▶ **WHAT YOU NEED TO DO**: What lines below include the string "dubii"? Pick them out and copy them.

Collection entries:
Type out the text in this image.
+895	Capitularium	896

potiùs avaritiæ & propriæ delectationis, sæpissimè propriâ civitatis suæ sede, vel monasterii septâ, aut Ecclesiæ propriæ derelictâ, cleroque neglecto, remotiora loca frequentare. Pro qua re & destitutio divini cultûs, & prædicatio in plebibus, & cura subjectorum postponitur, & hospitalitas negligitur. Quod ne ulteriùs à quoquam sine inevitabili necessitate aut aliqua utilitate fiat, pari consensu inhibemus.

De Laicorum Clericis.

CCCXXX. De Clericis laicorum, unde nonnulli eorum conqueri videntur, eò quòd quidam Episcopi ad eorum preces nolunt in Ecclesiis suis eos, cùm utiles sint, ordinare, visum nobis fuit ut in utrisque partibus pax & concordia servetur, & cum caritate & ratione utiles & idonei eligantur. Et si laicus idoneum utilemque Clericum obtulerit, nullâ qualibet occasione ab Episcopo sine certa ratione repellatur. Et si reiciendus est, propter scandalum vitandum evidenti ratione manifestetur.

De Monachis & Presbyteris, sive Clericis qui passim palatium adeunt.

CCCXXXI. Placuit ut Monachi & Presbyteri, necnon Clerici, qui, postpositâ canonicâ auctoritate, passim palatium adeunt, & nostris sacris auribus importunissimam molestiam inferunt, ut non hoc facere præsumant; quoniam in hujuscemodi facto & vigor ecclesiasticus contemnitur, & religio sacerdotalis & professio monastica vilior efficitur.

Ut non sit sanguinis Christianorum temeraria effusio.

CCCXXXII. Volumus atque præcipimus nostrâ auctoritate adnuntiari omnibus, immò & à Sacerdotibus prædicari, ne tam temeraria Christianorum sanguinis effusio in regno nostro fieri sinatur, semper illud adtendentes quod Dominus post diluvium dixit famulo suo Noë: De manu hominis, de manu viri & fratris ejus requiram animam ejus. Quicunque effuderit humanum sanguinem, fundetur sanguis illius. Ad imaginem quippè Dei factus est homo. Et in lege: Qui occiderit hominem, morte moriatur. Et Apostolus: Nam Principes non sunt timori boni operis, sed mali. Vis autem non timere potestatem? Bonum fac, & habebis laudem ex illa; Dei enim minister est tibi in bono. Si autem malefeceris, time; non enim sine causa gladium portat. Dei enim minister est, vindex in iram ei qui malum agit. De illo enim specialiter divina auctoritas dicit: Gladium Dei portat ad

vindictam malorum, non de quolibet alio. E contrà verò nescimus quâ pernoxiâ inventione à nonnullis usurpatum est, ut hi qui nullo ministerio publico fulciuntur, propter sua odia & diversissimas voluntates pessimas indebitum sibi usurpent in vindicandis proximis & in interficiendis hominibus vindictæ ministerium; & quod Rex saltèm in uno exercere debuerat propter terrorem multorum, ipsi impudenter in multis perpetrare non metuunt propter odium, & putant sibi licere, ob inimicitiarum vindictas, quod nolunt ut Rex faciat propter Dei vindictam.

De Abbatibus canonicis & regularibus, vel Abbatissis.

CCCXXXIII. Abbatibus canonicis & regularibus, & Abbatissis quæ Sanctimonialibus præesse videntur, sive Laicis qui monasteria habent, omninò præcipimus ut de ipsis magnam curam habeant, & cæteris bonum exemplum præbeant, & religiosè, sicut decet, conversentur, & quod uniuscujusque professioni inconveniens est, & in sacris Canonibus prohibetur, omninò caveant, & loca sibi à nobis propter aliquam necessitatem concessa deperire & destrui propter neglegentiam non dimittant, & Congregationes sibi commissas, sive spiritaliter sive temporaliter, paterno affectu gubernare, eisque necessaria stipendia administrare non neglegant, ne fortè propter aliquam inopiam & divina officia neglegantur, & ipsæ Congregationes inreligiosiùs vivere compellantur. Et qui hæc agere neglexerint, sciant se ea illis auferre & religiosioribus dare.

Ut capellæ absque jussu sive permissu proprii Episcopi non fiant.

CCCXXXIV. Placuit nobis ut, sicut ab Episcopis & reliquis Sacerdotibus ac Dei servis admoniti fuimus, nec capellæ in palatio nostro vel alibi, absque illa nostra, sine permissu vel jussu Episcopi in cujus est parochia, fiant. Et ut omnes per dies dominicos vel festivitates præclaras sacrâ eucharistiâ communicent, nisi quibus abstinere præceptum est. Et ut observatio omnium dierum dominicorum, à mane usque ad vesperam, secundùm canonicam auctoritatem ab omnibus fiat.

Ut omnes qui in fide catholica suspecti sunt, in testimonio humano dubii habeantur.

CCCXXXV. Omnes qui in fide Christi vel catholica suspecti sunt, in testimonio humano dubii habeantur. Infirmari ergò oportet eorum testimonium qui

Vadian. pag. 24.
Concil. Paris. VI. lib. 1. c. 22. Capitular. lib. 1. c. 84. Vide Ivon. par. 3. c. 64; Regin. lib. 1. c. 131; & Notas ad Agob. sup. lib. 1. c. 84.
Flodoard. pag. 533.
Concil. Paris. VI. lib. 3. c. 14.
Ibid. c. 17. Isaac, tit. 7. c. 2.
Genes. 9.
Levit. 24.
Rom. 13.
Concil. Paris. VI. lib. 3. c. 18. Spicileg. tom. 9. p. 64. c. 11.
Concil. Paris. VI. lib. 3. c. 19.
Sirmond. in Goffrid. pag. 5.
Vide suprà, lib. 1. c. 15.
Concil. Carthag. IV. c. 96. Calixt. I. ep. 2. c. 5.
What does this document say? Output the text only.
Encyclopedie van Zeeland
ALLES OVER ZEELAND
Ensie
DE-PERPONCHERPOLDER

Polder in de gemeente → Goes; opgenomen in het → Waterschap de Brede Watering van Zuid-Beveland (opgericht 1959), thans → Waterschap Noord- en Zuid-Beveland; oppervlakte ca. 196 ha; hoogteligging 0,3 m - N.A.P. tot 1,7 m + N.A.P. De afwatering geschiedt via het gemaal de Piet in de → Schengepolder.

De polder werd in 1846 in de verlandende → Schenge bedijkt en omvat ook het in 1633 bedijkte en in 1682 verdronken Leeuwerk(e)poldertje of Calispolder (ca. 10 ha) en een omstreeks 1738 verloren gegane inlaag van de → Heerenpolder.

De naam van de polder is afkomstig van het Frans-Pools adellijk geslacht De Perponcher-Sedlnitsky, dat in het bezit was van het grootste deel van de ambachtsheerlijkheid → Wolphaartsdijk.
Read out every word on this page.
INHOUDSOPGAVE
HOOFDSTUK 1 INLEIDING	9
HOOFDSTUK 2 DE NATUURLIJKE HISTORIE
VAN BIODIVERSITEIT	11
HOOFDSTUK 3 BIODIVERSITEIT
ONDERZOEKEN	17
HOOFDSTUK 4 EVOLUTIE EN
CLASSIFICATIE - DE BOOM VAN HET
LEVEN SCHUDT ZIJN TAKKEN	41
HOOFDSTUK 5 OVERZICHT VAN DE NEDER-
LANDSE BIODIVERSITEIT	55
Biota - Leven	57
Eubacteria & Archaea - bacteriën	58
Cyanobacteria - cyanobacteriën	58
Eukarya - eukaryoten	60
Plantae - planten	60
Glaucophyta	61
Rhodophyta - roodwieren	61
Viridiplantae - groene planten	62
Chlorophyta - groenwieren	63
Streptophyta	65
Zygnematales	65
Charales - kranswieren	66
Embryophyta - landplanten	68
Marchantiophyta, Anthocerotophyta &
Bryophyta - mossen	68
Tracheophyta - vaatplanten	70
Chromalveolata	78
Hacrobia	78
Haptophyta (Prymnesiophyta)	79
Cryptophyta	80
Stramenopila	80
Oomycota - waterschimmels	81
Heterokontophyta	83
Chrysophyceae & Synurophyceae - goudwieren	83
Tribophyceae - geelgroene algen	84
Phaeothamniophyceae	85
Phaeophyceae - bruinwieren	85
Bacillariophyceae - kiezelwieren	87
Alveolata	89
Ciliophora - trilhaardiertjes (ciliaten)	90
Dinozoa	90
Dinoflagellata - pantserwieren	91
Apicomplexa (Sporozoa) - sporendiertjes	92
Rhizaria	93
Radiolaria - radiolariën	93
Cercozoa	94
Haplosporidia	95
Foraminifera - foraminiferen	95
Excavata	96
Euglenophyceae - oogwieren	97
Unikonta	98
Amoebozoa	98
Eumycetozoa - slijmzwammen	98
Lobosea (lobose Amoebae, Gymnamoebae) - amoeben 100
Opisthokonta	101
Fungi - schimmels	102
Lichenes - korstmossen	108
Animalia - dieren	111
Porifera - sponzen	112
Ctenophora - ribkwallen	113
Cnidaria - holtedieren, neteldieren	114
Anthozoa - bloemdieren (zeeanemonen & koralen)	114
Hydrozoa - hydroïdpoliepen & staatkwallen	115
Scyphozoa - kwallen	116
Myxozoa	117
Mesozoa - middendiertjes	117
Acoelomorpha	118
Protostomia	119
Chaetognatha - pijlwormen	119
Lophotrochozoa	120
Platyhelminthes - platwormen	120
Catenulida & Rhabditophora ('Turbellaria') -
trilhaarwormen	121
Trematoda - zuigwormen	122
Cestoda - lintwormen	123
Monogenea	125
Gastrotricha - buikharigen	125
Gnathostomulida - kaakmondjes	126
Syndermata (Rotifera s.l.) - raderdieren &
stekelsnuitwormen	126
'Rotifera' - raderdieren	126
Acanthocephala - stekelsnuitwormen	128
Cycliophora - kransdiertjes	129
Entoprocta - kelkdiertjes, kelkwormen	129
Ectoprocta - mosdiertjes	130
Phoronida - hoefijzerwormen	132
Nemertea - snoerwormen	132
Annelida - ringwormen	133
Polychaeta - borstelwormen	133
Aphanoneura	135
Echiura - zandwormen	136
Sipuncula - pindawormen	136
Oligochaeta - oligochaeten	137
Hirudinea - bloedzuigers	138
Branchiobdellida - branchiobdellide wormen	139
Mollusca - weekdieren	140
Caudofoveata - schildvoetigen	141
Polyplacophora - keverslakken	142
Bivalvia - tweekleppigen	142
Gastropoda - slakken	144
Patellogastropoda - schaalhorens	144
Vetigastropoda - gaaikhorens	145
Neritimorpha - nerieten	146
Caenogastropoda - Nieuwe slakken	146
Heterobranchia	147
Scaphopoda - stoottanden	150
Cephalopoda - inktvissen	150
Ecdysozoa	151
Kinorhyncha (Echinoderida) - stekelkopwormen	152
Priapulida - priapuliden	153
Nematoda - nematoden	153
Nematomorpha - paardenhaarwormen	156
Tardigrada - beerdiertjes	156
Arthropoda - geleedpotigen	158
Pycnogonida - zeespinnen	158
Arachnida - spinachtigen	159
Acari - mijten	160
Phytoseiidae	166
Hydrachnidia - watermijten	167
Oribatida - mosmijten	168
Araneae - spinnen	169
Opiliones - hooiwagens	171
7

▶ **ANSWER SPACE**:
Ut omnes qui in fide catholica suspecti sunt, in testimonio humano dubii habeantur.
CCCXXXV. Omnes qui in fide Christi vel catholica suspecti sunt, in testimonio humano dubii habeantur. Infirmari ergò oportet eorum testimonium qui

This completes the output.